◆ **Task description**
From the records below, pull each line that has "life".

◆ **Record list**
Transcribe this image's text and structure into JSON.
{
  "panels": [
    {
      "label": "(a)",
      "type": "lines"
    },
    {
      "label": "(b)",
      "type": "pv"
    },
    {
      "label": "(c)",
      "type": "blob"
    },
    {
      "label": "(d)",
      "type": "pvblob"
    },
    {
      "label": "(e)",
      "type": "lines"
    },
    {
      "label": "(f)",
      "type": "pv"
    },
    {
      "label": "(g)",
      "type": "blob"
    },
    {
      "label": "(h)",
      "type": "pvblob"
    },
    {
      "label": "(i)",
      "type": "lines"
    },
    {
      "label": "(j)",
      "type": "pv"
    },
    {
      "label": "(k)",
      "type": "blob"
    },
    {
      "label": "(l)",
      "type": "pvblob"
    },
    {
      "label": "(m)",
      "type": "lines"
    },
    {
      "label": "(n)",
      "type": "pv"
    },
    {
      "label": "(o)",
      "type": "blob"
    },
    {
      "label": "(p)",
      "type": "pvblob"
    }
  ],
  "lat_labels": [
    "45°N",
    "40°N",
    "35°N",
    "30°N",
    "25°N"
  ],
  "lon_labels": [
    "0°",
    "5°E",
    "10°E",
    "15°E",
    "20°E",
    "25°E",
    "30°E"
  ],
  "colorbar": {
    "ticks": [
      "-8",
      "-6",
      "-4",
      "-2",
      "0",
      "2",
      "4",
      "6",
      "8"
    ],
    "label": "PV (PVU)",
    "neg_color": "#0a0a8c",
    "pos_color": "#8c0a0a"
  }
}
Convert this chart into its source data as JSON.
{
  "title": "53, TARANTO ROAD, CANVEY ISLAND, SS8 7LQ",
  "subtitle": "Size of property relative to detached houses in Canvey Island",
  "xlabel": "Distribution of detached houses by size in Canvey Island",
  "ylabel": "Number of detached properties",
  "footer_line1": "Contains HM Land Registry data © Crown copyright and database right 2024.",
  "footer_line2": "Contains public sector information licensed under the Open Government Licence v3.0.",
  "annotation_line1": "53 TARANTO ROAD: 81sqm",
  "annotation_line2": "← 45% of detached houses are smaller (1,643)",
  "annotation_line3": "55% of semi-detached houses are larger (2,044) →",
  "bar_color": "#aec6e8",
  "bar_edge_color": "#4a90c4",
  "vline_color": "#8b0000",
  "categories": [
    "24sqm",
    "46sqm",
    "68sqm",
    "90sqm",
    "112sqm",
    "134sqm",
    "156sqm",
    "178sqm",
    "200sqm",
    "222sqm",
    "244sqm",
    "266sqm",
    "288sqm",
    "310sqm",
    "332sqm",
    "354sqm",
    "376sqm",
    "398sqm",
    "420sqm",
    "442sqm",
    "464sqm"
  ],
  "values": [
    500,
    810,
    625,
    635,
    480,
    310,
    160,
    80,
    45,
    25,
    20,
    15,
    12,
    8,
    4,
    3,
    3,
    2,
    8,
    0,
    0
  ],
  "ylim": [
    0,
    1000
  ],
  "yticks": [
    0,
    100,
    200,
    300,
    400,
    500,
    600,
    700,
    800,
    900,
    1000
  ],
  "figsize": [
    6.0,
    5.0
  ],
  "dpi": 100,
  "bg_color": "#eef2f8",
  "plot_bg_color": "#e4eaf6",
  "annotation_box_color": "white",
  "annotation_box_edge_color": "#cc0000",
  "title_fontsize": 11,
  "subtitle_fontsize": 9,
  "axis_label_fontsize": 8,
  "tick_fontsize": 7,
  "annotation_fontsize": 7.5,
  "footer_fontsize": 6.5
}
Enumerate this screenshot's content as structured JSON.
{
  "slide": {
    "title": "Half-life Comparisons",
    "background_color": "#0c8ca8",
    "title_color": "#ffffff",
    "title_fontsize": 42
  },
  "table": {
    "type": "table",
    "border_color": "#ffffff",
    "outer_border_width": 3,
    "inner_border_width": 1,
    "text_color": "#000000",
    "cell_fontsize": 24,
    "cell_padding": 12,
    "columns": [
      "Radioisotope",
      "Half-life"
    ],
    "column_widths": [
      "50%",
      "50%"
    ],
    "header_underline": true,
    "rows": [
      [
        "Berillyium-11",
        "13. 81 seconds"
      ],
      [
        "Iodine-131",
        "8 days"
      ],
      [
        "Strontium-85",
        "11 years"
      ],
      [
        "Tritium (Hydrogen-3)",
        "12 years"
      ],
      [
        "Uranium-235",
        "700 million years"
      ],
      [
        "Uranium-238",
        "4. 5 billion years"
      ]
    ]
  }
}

◆ **The answer**
    "title": "Half-life Comparisons",
      "Half-life"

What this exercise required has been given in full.